SOURCE TEXT: Begin

Patricia Thompson | Documentary-maker, 63
Patricia Thompson, 63, a Paris-based U.S. television producer and an Emmy-winning documentary filmmaker, died Monday.
Patricia Thompson, 63, a Paris-based U.S. television producer and an Emmy-winning documentary filmmaker, died Monday.
The cause was a cerebral hemorrhage, her husband, Jim Bittermann, a CNN correspondent, said.
Ms. Thompson, who moved to Paris in 1975 to work as a radio reporter, became a senior producer for NBC News, covering the revolutions in Iran and the Philippines; the marriage and death of Diana, Princess of Wales; and the Soviet-U.S. disarmament negotiations.
After a stint at ABC News in Paris, she created her own production company, the Paris Bureau, producing programs and documentaries for U.S. networks and cable channels. She covered news events such as the celebrations of the 1989 bicentennial of the French Revolution.
But her humor and eye for storytelling came through best in her documentaries.
The most recent was The Cheese Nun, a profile of Sister Noella, a Benedictine nun who upon being made cheese-maker of her abbey in Connecticut, studied microbiology and crisscrossed France to study cheeses. She is now one of the world's leading experts on the microbiology of cheese. The program was broadcast by PBS in the United States in 2006.
Ms. Thompson won two Emmy Awards for her work in Africa and the United States. She was also the French producer for a segment of the CBS show The Amazing Race.
Besides her husband, she is survived by a daughter, Tess Bittermann of Philadelphia.

SOURCE TEXT: End
AVAILABLE DATA: Begin

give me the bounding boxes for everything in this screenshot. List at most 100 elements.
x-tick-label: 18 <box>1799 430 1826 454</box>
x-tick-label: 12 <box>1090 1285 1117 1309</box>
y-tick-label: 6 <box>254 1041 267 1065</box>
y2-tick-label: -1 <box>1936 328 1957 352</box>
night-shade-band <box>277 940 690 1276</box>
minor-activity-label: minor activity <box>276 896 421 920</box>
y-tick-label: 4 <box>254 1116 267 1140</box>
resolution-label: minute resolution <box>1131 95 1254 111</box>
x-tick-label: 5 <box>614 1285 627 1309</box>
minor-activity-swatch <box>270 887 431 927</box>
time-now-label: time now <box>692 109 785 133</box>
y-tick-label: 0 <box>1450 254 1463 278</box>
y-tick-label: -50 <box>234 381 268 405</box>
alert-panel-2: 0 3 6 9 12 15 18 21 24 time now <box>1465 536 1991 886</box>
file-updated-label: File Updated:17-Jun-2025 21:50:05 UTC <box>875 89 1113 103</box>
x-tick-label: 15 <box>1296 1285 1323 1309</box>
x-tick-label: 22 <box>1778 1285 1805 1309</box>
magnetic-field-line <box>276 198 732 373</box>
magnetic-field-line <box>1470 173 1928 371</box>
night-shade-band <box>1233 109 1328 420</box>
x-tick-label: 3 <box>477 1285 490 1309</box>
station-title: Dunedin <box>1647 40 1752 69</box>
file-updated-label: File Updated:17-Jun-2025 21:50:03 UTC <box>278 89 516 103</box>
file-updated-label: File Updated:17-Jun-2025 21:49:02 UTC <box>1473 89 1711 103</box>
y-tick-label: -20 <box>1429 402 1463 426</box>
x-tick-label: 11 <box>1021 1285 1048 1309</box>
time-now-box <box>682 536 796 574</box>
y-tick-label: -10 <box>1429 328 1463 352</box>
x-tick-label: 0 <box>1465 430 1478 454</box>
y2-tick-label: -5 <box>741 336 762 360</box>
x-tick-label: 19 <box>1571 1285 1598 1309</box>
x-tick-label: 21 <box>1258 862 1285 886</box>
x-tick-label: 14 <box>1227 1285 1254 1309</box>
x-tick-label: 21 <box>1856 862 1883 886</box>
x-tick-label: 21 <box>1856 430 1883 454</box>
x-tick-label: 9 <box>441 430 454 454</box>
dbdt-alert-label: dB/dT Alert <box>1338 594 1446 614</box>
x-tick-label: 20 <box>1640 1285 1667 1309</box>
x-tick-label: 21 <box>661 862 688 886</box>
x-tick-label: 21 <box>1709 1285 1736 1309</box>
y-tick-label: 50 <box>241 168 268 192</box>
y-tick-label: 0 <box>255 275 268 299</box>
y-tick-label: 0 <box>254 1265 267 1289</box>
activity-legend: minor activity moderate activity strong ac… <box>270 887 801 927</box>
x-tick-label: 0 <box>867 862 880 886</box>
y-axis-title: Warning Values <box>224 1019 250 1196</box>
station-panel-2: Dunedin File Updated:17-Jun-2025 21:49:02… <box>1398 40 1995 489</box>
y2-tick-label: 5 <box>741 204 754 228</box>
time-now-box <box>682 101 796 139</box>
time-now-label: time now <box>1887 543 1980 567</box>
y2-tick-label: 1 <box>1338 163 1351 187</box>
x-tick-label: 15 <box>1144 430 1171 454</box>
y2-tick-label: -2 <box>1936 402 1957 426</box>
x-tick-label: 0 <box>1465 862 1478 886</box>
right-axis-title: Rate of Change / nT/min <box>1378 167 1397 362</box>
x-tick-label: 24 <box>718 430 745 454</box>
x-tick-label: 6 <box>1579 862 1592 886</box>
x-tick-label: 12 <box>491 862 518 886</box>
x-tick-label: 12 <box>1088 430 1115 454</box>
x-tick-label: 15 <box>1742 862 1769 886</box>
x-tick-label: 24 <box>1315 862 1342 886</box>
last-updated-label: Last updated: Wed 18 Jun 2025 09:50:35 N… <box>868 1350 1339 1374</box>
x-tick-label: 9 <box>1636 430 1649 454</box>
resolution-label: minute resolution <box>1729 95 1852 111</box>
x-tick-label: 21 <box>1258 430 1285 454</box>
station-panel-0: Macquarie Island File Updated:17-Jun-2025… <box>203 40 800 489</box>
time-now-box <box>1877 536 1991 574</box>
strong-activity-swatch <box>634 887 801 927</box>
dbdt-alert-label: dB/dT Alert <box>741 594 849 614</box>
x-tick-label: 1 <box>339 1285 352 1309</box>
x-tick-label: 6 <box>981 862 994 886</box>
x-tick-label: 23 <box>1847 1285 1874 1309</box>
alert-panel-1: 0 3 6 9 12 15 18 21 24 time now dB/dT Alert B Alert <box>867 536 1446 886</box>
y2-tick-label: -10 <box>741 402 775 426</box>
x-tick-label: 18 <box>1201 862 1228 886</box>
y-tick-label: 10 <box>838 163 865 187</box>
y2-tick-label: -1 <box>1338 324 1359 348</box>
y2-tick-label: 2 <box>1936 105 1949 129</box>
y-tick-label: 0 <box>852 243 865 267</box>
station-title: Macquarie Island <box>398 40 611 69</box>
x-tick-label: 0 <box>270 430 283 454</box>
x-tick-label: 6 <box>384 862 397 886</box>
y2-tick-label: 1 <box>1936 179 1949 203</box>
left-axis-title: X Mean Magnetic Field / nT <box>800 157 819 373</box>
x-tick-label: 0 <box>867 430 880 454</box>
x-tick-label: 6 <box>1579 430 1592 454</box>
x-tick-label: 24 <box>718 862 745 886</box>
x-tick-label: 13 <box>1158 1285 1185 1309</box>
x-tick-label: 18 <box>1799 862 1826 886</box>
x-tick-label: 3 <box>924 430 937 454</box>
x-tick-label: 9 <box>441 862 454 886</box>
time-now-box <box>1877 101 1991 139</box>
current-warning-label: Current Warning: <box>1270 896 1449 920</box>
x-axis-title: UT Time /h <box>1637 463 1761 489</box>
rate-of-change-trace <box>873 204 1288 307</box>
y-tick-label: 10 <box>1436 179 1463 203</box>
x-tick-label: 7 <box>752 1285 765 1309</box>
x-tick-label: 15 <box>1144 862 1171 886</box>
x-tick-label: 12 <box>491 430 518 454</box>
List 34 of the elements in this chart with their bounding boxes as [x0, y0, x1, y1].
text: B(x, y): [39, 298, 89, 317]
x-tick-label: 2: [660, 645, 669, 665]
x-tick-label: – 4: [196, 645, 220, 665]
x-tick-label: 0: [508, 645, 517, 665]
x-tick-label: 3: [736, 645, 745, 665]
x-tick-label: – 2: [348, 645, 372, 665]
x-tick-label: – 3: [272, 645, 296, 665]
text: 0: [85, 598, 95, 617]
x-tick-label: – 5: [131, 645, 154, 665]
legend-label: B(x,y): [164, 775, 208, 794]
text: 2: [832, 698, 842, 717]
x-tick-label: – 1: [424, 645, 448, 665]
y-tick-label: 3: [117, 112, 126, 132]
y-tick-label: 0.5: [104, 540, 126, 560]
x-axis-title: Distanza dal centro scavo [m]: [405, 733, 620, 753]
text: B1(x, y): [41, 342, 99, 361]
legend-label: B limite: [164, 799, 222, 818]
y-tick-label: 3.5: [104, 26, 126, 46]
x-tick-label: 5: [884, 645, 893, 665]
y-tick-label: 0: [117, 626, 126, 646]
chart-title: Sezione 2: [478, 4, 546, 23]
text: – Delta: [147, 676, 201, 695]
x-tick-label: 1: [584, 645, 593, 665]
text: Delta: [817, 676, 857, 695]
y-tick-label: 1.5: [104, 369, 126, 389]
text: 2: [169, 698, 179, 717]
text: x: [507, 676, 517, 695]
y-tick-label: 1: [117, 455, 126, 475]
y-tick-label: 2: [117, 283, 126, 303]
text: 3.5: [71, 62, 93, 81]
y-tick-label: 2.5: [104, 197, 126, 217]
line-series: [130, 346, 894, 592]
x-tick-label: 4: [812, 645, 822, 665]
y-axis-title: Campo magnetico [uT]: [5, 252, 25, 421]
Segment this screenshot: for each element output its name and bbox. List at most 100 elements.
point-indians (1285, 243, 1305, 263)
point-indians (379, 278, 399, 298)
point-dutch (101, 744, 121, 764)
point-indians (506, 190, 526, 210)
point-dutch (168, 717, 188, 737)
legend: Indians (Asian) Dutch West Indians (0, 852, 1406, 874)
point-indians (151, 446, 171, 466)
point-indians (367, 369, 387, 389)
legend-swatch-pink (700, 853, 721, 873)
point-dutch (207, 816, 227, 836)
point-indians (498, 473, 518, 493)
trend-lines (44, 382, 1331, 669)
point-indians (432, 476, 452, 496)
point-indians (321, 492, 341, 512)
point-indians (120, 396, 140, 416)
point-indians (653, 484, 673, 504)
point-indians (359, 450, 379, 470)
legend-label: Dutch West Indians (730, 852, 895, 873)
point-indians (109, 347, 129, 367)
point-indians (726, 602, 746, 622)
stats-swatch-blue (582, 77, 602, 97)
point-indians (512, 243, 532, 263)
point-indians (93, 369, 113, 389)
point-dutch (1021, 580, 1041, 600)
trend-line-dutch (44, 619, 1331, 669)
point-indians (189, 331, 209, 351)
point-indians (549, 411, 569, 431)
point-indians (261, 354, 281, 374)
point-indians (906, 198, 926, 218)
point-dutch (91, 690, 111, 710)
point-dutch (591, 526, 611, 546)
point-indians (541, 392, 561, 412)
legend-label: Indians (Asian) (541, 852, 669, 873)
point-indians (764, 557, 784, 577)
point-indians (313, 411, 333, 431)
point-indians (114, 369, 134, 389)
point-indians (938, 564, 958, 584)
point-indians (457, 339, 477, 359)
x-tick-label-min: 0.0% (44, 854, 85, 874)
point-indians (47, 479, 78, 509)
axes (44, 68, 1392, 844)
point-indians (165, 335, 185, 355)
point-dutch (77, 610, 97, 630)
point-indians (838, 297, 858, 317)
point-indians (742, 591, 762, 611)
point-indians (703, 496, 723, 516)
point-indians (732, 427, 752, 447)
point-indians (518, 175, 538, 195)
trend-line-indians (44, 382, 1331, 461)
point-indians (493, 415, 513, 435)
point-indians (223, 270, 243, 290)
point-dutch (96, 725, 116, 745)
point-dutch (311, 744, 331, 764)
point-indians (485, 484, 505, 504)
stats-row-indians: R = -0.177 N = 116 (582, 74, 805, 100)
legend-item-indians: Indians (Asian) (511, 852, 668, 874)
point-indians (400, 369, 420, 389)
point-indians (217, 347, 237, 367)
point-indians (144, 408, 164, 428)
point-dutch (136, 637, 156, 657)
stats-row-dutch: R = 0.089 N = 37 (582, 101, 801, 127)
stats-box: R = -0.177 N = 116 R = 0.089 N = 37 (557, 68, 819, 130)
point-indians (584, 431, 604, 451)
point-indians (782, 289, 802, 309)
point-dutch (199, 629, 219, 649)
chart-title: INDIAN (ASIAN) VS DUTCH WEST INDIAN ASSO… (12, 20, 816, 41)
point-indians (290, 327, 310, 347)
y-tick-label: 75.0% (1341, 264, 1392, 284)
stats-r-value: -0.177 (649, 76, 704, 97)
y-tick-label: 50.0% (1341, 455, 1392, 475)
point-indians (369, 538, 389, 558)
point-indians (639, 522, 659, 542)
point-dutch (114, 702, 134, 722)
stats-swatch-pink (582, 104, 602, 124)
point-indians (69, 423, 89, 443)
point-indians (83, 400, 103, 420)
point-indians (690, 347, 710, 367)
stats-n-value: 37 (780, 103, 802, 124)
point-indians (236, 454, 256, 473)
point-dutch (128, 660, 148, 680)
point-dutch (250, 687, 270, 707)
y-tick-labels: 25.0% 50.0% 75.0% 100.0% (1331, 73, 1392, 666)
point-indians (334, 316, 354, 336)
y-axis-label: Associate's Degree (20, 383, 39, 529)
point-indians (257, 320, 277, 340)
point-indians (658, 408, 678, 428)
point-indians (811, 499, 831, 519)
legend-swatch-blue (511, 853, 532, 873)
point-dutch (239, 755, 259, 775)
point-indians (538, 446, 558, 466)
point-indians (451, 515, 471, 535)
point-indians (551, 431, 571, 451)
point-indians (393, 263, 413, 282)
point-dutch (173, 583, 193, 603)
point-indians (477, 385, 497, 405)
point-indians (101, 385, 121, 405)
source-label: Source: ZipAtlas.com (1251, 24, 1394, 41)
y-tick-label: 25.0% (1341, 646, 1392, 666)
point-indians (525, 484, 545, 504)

AVAILABLE DATA: End

**TASKS TO CARRY OUT:**
A – According to the obituary, why did Patricia Thompson move to Paris in 1975? Answer in one to three sentences.
B – Return the part of the obituary between "After a stint" and "States in 2006.", inclusive.
The listing is separate from the obituary.

**ACTIVITY ANSWERS:**
A – She moved to Paris in 1975 to work as a radio reporter.

B –
After a stint at ABC News in Paris, she created her own production company, the Paris Bureau, producing programs and documentaries for U.S. networks and cable channels. She covered news events such as the celebrations of the 1989 bicentennial of the French Revolution.
But her humor and eye for storytelling came through best in her documentaries.
The most recent was The Cheese Nun, a profile of Sister Noella, a Benedictine nun who upon being made cheese-maker of her abbey in Connecticut, studied microbiology and crisscrossed France to study cheeses. She is now one of the world's leading experts on the microbiology of cheese. The program was broadcast by PBS in the United States in 2006.